■ Challenge ■
Leaving the pictures aside, transcribe every line below exactly.
**** Data listing
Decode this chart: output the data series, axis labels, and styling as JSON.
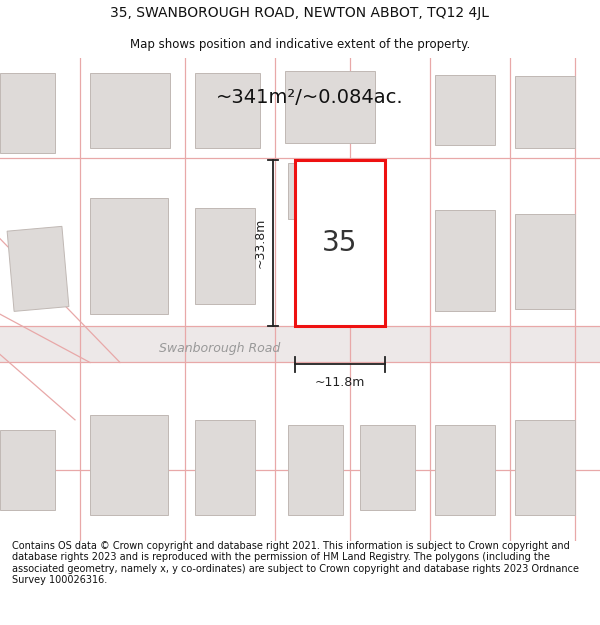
{
  "title_line1": "35, SWANBOROUGH ROAD, NEWTON ABBOT, TQ12 4JL",
  "title_line2": "Map shows position and indicative extent of the property.",
  "area_text": "~341m²/~0.084ac.",
  "label_number": "35",
  "dim_width": "~11.8m",
  "dim_height": "~33.8m",
  "road_name": "Swanborough Road",
  "footer_text": "Contains OS data © Crown copyright and database right 2021. This information is subject to Crown copyright and database rights 2023 and is reproduced with the permission of HM Land Registry. The polygons (including the associated geometry, namely x, y co-ordinates) are subject to Crown copyright and database rights 2023 Ordnance Survey 100026316.",
  "map_bg": "#f7f4f4",
  "building_fill": "#dedad8",
  "building_edge": "#c0b8b4",
  "highlight_fill": "#ffffff",
  "highlight_edge": "#ee1111",
  "road_line_color": "#e8a8a8",
  "dim_color": "#222222",
  "text_color": "#111111",
  "road_text_color": "#999999"
}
********
■ Answer to this problem ■
Decode this chart: output the data series, axis labels, and styling as JSON.
{
  "title_line1": "35, SWANBOROUGH ROAD, NEWTON ABBOT, TQ12 4JL",
  "title_line2": "Map shows position and indicative extent of the property.",
  "area_text": "~341m²/~0.084ac.",
  "label_number": "35",
  "dim_width": "~11.8m",
  "dim_height": "~33.8m",
  "road_name": "Swanborough Road",
  "footer_text": "Contains OS data © Crown copyright and database right 2021. This information is subject to Crown copyright and database rights 2023 and is reproduced with the permission of HM Land Registry. The polygons (including the associated geometry, namely x, y co-ordinates) are subject to Crown copyright and database rights 2023 Ordnance Survey 100026316.",
  "map_bg": "#f7f4f4",
  "building_fill": "#dedad8",
  "building_edge": "#c0b8b4",
  "highlight_fill": "#ffffff",
  "highlight_edge": "#ee1111",
  "road_line_color": "#e8a8a8",
  "dim_color": "#222222",
  "text_color": "#111111",
  "road_text_color": "#999999"
}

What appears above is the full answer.